| Material |
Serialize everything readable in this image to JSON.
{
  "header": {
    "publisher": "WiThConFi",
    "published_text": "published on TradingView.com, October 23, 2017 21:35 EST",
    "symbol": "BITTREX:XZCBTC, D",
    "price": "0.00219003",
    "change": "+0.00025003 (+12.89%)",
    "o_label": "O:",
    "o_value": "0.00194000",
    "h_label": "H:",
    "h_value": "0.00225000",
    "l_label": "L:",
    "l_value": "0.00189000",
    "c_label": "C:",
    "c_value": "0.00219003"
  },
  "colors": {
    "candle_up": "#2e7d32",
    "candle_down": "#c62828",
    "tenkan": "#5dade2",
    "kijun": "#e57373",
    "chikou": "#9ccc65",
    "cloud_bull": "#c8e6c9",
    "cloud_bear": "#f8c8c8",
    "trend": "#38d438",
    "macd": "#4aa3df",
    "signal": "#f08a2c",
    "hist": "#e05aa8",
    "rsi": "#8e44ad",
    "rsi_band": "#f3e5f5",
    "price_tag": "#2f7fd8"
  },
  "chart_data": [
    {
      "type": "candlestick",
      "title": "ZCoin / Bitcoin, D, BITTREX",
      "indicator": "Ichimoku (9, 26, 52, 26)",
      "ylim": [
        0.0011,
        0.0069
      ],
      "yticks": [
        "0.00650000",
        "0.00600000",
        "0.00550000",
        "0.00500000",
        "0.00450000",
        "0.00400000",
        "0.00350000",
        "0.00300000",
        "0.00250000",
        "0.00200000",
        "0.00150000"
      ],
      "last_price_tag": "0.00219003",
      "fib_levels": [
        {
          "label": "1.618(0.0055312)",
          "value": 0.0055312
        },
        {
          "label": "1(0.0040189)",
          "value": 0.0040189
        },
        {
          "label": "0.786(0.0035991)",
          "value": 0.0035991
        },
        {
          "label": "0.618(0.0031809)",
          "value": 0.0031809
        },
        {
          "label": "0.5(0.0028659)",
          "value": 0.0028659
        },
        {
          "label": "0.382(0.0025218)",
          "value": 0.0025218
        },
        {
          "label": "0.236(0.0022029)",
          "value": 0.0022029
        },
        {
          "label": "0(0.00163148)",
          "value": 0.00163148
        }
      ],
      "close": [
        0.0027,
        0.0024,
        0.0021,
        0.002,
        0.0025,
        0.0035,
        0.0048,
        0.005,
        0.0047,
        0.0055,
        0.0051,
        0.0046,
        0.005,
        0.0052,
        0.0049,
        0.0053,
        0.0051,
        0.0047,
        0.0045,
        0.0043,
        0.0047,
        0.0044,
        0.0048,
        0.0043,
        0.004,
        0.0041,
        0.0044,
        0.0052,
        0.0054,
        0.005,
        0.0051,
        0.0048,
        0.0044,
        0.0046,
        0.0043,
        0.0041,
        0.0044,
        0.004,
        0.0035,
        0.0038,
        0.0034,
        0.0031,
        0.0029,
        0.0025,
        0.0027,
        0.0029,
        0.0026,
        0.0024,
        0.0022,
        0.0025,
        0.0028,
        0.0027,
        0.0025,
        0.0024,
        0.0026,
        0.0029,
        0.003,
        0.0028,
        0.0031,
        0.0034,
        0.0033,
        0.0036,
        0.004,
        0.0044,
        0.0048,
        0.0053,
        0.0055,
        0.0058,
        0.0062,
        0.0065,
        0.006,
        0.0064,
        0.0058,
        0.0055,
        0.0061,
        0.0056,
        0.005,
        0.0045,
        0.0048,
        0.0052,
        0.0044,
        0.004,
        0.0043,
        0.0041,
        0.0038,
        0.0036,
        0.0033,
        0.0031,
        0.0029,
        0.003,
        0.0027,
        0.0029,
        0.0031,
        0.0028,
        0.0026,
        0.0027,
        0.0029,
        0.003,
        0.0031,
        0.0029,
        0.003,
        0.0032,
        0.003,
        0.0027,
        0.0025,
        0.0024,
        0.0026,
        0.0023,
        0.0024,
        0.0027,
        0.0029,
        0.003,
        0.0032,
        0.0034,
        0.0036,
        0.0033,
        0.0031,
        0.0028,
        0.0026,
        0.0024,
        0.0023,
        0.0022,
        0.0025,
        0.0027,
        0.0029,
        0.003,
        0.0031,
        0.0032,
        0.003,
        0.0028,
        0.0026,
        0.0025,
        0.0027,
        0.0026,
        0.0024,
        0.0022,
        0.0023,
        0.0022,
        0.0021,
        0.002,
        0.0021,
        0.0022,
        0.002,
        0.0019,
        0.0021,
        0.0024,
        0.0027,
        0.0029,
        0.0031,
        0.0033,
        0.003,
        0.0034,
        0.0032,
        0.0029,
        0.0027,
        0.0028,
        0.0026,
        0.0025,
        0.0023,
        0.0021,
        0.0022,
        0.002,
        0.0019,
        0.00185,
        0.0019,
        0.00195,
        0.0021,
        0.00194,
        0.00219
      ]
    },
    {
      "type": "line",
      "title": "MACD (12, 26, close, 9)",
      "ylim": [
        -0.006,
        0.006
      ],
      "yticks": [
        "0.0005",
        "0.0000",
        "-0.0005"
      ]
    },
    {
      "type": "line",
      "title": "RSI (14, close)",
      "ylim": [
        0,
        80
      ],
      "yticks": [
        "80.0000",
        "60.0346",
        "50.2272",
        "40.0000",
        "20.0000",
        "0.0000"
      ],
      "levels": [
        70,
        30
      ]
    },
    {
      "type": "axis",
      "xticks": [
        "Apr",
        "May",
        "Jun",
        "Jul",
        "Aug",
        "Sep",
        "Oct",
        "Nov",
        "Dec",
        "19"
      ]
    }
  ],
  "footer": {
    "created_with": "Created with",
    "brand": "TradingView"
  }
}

| Given instruction |
Filter the entries and copy out every line with the word "BITTREX".

| Exercise output |
    "symbol": "BITTREX:XZCBTC, D",
      "title": "ZCoin / Bitcoin, D, BITTREX",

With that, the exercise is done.